◆ **Recorded information**:
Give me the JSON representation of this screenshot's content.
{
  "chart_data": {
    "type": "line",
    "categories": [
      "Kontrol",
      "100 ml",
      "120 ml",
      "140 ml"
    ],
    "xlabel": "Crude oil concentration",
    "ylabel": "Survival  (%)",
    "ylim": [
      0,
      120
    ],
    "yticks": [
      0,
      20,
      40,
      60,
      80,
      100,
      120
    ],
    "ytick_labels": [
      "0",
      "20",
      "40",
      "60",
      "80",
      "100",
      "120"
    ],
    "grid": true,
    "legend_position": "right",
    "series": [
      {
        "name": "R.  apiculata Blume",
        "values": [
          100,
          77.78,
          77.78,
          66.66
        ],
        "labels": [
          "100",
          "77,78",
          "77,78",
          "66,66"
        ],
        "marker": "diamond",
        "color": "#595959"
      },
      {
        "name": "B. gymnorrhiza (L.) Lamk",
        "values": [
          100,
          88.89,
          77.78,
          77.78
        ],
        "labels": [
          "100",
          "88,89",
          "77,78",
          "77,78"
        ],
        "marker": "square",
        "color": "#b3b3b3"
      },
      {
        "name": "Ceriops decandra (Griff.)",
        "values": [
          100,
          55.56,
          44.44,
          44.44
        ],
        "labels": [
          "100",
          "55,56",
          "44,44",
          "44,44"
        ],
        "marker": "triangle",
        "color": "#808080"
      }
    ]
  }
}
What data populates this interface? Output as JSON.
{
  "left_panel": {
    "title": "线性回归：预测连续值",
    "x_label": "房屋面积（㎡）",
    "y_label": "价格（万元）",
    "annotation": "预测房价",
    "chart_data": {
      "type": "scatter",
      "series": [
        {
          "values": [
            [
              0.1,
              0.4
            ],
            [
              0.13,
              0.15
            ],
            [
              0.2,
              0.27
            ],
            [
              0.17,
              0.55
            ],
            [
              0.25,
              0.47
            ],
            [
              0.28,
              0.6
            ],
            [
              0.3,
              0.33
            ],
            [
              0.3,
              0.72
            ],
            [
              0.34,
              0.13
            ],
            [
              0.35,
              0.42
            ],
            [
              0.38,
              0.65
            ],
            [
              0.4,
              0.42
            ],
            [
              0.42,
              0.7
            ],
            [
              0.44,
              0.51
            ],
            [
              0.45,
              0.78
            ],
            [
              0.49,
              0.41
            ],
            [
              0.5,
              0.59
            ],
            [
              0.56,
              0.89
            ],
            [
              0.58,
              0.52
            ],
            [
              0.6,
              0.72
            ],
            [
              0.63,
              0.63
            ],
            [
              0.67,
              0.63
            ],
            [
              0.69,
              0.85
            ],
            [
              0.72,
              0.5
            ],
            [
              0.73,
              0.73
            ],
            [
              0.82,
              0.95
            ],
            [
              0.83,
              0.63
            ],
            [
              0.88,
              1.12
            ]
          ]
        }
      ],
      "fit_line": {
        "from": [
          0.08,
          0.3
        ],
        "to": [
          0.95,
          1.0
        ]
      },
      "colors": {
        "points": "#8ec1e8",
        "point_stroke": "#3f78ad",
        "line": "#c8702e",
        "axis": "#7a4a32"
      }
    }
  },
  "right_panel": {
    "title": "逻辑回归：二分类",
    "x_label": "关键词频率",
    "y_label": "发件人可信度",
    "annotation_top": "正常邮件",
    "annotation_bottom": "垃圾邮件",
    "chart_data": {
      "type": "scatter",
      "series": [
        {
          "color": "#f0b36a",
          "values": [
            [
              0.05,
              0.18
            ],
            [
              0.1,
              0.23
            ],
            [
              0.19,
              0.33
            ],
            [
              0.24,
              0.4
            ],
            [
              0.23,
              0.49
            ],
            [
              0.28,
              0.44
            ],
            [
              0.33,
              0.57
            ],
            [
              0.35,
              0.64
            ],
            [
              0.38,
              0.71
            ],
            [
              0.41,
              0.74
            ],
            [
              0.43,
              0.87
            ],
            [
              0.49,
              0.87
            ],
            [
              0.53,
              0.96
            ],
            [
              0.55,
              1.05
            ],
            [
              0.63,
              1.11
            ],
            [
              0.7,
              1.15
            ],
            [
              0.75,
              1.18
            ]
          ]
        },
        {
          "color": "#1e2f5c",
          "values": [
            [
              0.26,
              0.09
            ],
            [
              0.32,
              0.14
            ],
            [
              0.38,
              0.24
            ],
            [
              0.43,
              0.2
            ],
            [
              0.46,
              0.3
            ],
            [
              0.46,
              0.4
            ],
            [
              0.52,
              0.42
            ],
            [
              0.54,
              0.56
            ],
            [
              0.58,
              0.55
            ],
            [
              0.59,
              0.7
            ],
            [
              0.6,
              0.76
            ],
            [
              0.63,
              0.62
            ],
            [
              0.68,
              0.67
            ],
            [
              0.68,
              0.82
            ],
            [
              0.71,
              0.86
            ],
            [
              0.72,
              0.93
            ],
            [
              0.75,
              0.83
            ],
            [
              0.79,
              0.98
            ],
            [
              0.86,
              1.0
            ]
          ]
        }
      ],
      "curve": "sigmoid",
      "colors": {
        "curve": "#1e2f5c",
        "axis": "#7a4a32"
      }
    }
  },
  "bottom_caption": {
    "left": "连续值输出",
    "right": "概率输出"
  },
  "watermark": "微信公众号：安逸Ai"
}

◆ **Aim**: Gather all lines with the string "JSON" from the data.

◆ **Output below**:
Give me the JSON representation of this screenshot's content.
What data populates this interface? Output as JSON.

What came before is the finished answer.